_Objective_:
Render the material as a Markdown table with the columns "Row" and "Line", starting with its first line and going on through the line with "pod-leg-right (962, 876, 1040, 913)". Give one numbered row per line, and omit blank lines.
# # #
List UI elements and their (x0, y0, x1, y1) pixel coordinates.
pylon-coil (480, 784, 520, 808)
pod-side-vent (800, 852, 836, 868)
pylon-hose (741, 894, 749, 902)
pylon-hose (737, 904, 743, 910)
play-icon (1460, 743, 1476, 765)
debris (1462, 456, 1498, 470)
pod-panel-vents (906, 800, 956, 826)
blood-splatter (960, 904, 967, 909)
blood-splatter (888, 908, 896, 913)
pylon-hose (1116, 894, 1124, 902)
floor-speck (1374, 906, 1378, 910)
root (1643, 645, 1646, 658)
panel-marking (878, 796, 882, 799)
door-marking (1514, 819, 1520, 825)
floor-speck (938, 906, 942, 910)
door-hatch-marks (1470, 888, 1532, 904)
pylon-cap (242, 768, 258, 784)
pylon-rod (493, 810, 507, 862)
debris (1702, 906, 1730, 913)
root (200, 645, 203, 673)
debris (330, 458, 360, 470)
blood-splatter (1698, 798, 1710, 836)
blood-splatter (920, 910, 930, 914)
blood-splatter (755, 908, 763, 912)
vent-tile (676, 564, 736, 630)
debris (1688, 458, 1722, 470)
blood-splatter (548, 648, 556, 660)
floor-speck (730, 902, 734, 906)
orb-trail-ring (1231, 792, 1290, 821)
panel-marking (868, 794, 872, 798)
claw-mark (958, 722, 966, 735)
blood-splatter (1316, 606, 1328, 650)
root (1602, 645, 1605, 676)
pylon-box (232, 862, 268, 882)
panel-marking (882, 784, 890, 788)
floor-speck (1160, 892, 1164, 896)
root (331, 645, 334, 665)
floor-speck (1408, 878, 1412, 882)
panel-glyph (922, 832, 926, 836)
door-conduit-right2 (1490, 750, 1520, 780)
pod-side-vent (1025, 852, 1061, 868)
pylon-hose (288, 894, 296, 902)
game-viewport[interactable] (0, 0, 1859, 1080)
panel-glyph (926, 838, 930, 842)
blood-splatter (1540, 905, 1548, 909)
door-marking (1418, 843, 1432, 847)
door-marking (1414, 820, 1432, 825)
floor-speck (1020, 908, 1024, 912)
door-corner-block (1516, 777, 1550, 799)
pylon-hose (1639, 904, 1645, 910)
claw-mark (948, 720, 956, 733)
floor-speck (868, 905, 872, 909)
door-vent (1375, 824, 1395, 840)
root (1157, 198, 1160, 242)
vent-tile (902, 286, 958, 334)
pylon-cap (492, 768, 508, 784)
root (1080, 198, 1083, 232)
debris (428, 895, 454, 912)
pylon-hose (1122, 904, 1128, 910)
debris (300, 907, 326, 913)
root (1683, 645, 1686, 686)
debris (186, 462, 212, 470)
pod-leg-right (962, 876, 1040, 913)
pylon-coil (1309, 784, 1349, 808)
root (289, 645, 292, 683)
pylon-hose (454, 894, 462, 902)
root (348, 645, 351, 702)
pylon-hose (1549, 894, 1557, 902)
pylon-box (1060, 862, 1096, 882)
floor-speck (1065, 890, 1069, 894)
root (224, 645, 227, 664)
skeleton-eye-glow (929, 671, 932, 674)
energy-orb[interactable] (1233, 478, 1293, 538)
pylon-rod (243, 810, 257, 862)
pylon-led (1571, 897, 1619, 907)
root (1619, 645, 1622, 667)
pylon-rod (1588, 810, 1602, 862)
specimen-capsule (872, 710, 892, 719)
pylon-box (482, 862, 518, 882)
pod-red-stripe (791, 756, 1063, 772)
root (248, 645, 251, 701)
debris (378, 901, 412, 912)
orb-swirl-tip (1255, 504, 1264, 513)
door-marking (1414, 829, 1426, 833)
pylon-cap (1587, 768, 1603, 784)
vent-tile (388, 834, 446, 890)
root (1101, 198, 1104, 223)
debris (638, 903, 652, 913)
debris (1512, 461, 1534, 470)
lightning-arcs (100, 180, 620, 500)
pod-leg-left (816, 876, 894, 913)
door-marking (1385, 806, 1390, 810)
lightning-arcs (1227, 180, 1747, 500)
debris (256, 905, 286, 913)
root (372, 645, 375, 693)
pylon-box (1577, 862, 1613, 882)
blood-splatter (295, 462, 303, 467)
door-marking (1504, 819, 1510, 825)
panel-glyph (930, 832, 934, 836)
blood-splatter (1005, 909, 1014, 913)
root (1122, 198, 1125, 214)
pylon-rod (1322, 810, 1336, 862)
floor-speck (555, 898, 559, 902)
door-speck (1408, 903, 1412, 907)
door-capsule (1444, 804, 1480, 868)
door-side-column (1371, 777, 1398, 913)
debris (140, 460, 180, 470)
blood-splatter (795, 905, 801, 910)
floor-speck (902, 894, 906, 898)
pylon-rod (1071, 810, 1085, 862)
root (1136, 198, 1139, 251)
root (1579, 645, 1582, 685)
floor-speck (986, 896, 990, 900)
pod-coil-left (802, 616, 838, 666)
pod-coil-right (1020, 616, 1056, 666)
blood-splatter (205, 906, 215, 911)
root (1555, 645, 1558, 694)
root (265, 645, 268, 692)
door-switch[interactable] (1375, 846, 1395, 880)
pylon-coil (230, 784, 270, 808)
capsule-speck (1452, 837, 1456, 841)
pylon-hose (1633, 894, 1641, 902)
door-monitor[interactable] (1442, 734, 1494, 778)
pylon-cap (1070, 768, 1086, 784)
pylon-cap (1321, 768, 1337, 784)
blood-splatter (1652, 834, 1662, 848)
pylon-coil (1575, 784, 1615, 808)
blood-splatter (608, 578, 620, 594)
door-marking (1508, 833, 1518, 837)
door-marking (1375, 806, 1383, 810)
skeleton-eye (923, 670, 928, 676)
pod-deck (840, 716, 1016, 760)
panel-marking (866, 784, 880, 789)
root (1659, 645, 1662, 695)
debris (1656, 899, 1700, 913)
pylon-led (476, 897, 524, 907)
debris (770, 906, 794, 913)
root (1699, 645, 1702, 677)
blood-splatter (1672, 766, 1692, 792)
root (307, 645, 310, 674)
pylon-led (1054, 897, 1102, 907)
# # #
_Reply to the exercise_:
| Row | Line |
|---|---|
| 1 | List UI elements and their (x0, y0, x1, y1) pixel coordinates. |
| 2 | pylon-coil (480, 784, 520, 808) |
| 3 | pod-side-vent (800, 852, 836, 868) |
| 4 | pylon-hose (741, 894, 749, 902) |
| 5 | pylon-hose (737, 904, 743, 910) |
| 6 | play-icon (1460, 743, 1476, 765) |
| 7 | debris (1462, 456, 1498, 470) |
| 8 | pod-panel-vents (906, 800, 956, 826) |
| 9 | blood-splatter (960, 904, 967, 909) |
| 10 | blood-splatter (888, 908, 896, 913) |
| 11 | pylon-hose (1116, 894, 1124, 902) |
| 12 | floor-speck (1374, 906, 1378, 910) |
| 13 | root (1643, 645, 1646, 658) |
| 14 | panel-marking (878, 796, 882, 799) |
| 15 | door-marking (1514, 819, 1520, 825) |
| 16 | floor-speck (938, 906, 942, 910) |
| 17 | door-hatch-marks (1470, 888, 1532, 904) |
| 18 | pylon-cap (242, 768, 258, 784) |
| 19 | pylon-rod (493, 810, 507, 862) |
| 20 | debris (1702, 906, 1730, 913) |
| 21 | root (200, 645, 203, 673) |
| 22 | debris (330, 458, 360, 470) |
| 23 | blood-splatter (1698, 798, 1710, 836) |
| 24 | blood-splatter (920, 910, 930, 914) |
| 25 | blood-splatter (755, 908, 763, 912) |
| 26 | vent-tile (676, 564, 736, 630) |
| 27 | debris (1688, 458, 1722, 470) |
| 28 | blood-splatter (548, 648, 556, 660) |
| 29 | floor-speck (730, 902, 734, 906) |
| 30 | orb-trail-ring (1231, 792, 1290, 821) |
| 31 | panel-marking (868, 794, 872, 798) |
| 32 | claw-mark (958, 722, 966, 735) |
| 33 | blood-splatter (1316, 606, 1328, 650) |
| 34 | root (1602, 645, 1605, 676) |
| 35 | pylon-box (232, 862, 268, 882) |
| 36 | panel-marking (882, 784, 890, 788) |
| 37 | floor-speck (1160, 892, 1164, 896) |
| 38 | root (331, 645, 334, 665) |
| 39 | floor-speck (1408, 878, 1412, 882) |
| 40 | panel-glyph (922, 832, 926, 836) |
| 41 | door-conduit-right2 (1490, 750, 1520, 780) |
| 42 | pod-side-vent (1025, 852, 1061, 868) |
| 43 | pylon-hose (288, 894, 296, 902) |
| 44 | game-viewport[interactable] (0, 0, 1859, 1080) |
| 45 | panel-glyph (926, 838, 930, 842) |
| 46 | blood-splatter (1540, 905, 1548, 909) |
| 47 | door-marking (1418, 843, 1432, 847) |
| 48 | door-marking (1414, 820, 1432, 825) |
| 49 | floor-speck (1020, 908, 1024, 912) |
| 50 | door-corner-block (1516, 777, 1550, 799) |
| 51 | pylon-hose (1639, 904, 1645, 910) |
| 52 | claw-mark (948, 720, 956, 733) |
| 53 | floor-speck (868, 905, 872, 909) |
| 54 | door-vent (1375, 824, 1395, 840) |
| 55 | root (1157, 198, 1160, 242) |
| 56 | vent-tile (902, 286, 958, 334) |
| 57 | pylon-cap (492, 768, 508, 784) |
| 58 | root (1080, 198, 1083, 232) |
| 59 | debris (428, 895, 454, 912) |
| 60 | pylon-hose (1122, 904, 1128, 910) |
| 61 | debris (300, 907, 326, 913) |
| 62 | root (1683, 645, 1686, 686) |
| 63 | debris (186, 462, 212, 470) |
| 64 | pod-leg-right (962, 876, 1040, 913) |